TASK DETAILS: Copy out the listing in full, exactly as written, but not its pictures.

Stored entries:

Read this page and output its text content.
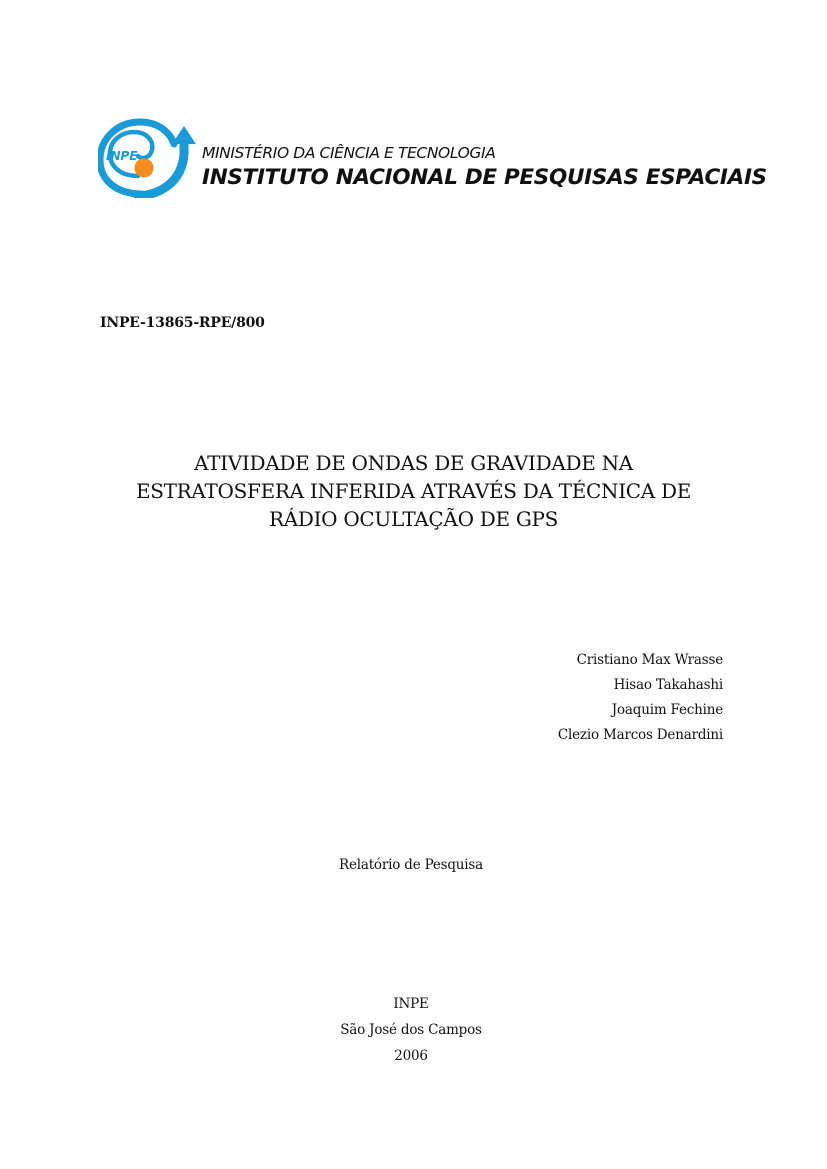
INPE	MINISTÉRIO DA CIÊNCIA E TECNOLOGIA
INSTITUTO NACIONAL DE PESQUISAS ESPACIAIS
INPE-13865-RPE/800
ATIVIDADE DE ONDAS DE GRAVIDADE NA
ESTRATOSFERA INFERIDA ATRAVÉS DA TÉCNICA DE
RÁDIO OCULTAÇÃO DE GPS
Cristiano Max Wrasse
Hisao Takahashi
Joaquim Fechine
Clezio Marcos Denardini
Relatório de Pesquisa
INPE
São José dos Campos
2006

OUTPUT:
Read this page and output its text content.
INPE	MINISTÉRIO DA CIÊNCIA E TECNOLOGIA
INSTITUTO NACIONAL DE PESQUISAS ESPACIAIS
INPE-13865-RPE/800
ATIVIDADE DE ONDAS DE GRAVIDADE NA
ESTRATOSFERA INFERIDA ATRAVÉS DA TÉCNICA DE
RÁDIO OCULTAÇÃO DE GPS
Cristiano Max Wrasse
Hisao Takahashi
Joaquim Fechine
Clezio Marcos Denardini
Relatório de Pesquisa
INPE
São José dos Campos
2006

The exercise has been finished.